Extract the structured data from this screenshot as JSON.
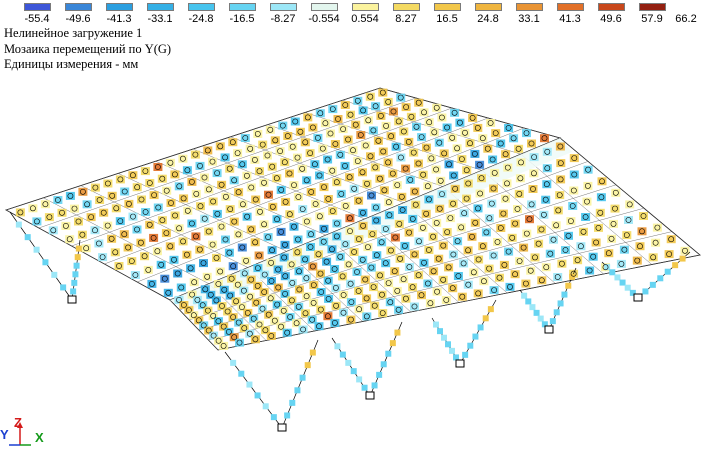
{
  "legend": {
    "ticks": [
      "-55.4",
      "-49.6",
      "-41.3",
      "-33.1",
      "-24.8",
      "-16.5",
      "-8.27",
      "-0.554",
      "0.554",
      "8.27",
      "16.5",
      "24.8",
      "33.1",
      "41.3",
      "49.6",
      "57.9",
      "66.2"
    ],
    "colors": [
      "#3d56d8",
      "#3a86d8",
      "#2b9fe0",
      "#35b0e6",
      "#47c4ee",
      "#66d4f2",
      "#9ce7f7",
      "#e3f6ee",
      "#fbf39e",
      "#f4da62",
      "#f2c74a",
      "#efb53f",
      "#e99434",
      "#e27028",
      "#c8471b",
      "#931f10"
    ]
  },
  "info": {
    "line1": "Нелинейное загружение 1",
    "line2": "Мозаика перемещений по Y(G)",
    "line3": "Единицы измерения - мм"
  },
  "axes": {
    "y": "Y",
    "z": "Z",
    "x": "X",
    "y_color": "#1a3fd0",
    "z_color": "#d41a1a",
    "x_color": "#149a1a"
  }
}
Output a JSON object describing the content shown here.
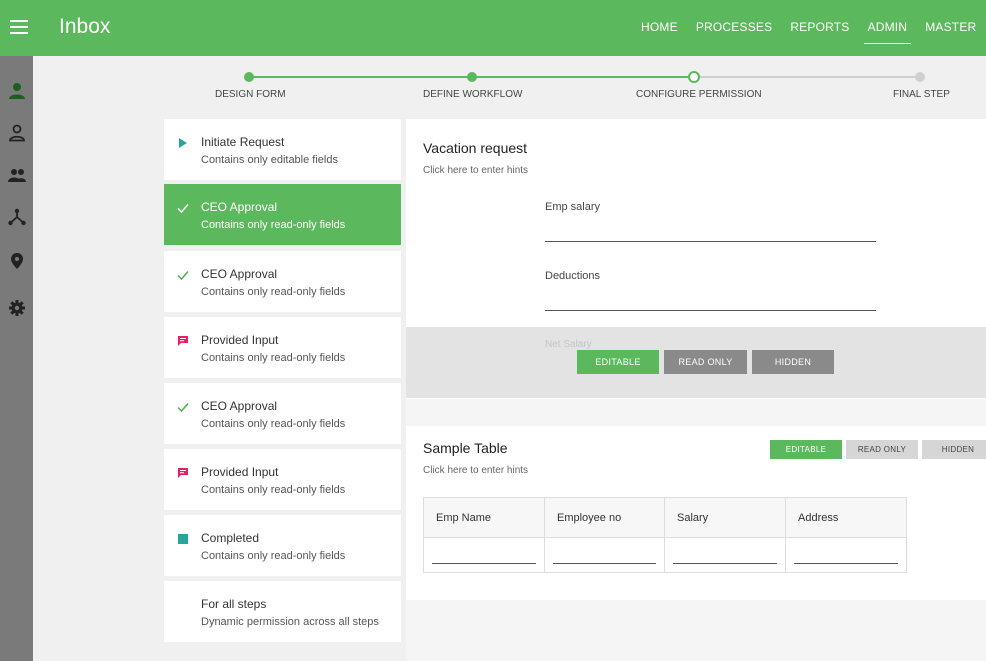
{
  "header": {
    "title": "Inbox",
    "nav": [
      "HOME",
      "PROCESSES",
      "REPORTS",
      "ADMIN",
      "MASTER"
    ],
    "active_nav": "ADMIN"
  },
  "colors": {
    "brand": "#5cb85c",
    "rail": "#7a7a7a",
    "step_active_icon": "#2e7d32",
    "provided_input_icon": "#e91e63",
    "completed_icon": "#26a69a"
  },
  "rail_icons": [
    "person-icon",
    "person-outline-icon",
    "group-icon",
    "workflow-icon",
    "location-icon",
    "settings-icon"
  ],
  "stepper": {
    "steps": [
      "DESIGN FORM",
      "DEFINE WORKFLOW",
      "CONFIGURE PERMISSION",
      "FINAL STEP"
    ],
    "current": "CONFIGURE PERMISSION"
  },
  "steps": [
    {
      "title": "Initiate Request",
      "sub": "Contains only editable fields",
      "icon": "play-icon"
    },
    {
      "title": "CEO Approval",
      "sub": "Contains only read-only fields",
      "icon": "check-icon",
      "active": true
    },
    {
      "title": "CEO Approval",
      "sub": "Contains only read-only fields",
      "icon": "check-icon"
    },
    {
      "title": "Provided Input",
      "sub": "Contains only read-only fields",
      "icon": "comment-icon"
    },
    {
      "title": "CEO Approval",
      "sub": "Contains only read-only fields",
      "icon": "check-icon"
    },
    {
      "title": "Provided Input",
      "sub": "Contains only read-only fields",
      "icon": "comment-icon"
    },
    {
      "title": "Completed",
      "sub": "Contains only read-only fields",
      "icon": "square-icon"
    },
    {
      "title": "For all steps",
      "sub": "Dynamic permission across all steps",
      "icon": ""
    }
  ],
  "form": {
    "title": "Vacation request",
    "hint": "Click here to enter hints",
    "fields": [
      "Emp salary",
      "Deductions",
      "Net Salary"
    ],
    "buttons": {
      "editable": "EDITABLE",
      "read_only": "READ ONLY",
      "hidden": "HIDDEN"
    }
  },
  "table": {
    "title": "Sample Table",
    "hint": "Click here to enter hints",
    "buttons": {
      "editable": "EDITABLE",
      "read_only": "READ ONLY",
      "hidden": "HIDDEN"
    },
    "columns": [
      "Emp Name",
      "Employee no",
      "Salary",
      "Address"
    ]
  }
}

□ □ □ □ □

**Problem to work on:**
Give every line above again exactly, with no pictures.

**Task answer:**
Extract the structured data from this screenshot as JSON.
{
  "legend": {
    "ticks": [
      "-55.4",
      "-49.6",
      "-41.3",
      "-33.1",
      "-24.8",
      "-16.5",
      "-8.27",
      "-0.554",
      "0.554",
      "8.27",
      "16.5",
      "24.8",
      "33.1",
      "41.3",
      "49.6",
      "57.9",
      "66.2"
    ],
    "colors": [
      "#3d56d8",
      "#3a86d8",
      "#2b9fe0",
      "#35b0e6",
      "#47c4ee",
      "#66d4f2",
      "#9ce7f7",
      "#e3f6ee",
      "#fbf39e",
      "#f4da62",
      "#f2c74a",
      "#efb53f",
      "#e99434",
      "#e27028",
      "#c8471b",
      "#931f10"
    ]
  },
  "info": {
    "line1": "Нелинейное загружение 1",
    "line2": "Мозаика перемещений по Y(G)",
    "line3": "Единицы измерения - мм"
  },
  "axes": {
    "y": "Y",
    "z": "Z",
    "x": "X",
    "y_color": "#1a3fd0",
    "z_color": "#d41a1a",
    "x_color": "#149a1a"
  }
}
Output a JSON object describing the content shown here.
{
  "header": {
    "title": "Inbox",
    "nav": [
      "HOME",
      "PROCESSES",
      "REPORTS",
      "ADMIN",
      "MASTER"
    ],
    "active_nav": "ADMIN"
  },
  "colors": {
    "brand": "#5cb85c",
    "rail": "#7a7a7a",
    "step_active_icon": "#2e7d32",
    "provided_input_icon": "#e91e63",
    "completed_icon": "#26a69a"
  },
  "rail_icons": [
    "person-icon",
    "person-outline-icon",
    "group-icon",
    "workflow-icon",
    "location-icon",
    "settings-icon"
  ],
  "stepper": {
    "steps": [
      "DESIGN FORM",
      "DEFINE WORKFLOW",
      "CONFIGURE PERMISSION",
      "FINAL STEP"
    ],
    "current": "CONFIGURE PERMISSION"
  },
  "steps": [
    {
      "title": "Initiate Request",
      "sub": "Contains only editable fields",
      "icon": "play-icon"
    },
    {
      "title": "CEO Approval",
      "sub": "Contains only read-only fields",
      "icon": "check-icon",
      "active": true
    },
    {
      "title": "CEO Approval",
      "sub": "Contains only read-only fields",
      "icon": "check-icon"
    },
    {
      "title": "Provided Input",
      "sub": "Contains only read-only fields",
      "icon": "comment-icon"
    },
    {
      "title": "CEO Approval",
      "sub": "Contains only read-only fields",
      "icon": "check-icon"
    },
    {
      "title": "Provided Input",
      "sub": "Contains only read-only fields",
      "icon": "comment-icon"
    },
    {
      "title": "Completed",
      "sub": "Contains only read-only fields",
      "icon": "square-icon"
    },
    {
      "title": "For all steps",
      "sub": "Dynamic permission across all steps",
      "icon": ""
    }
  ],
  "form": {
    "title": "Vacation request",
    "hint": "Click here to enter hints",
    "fields": [
      "Emp salary",
      "Deductions",
      "Net Salary"
    ],
    "buttons": {
      "editable": "EDITABLE",
      "read_only": "READ ONLY",
      "hidden": "HIDDEN"
    }
  },
  "table": {
    "title": "Sample Table",
    "hint": "Click here to enter hints",
    "buttons": {
      "editable": "EDITABLE",
      "read_only": "READ ONLY",
      "hidden": "HIDDEN"
    },
    "columns": [
      "Emp Name",
      "Employee no",
      "Salary",
      "Address"
    ]
  }
}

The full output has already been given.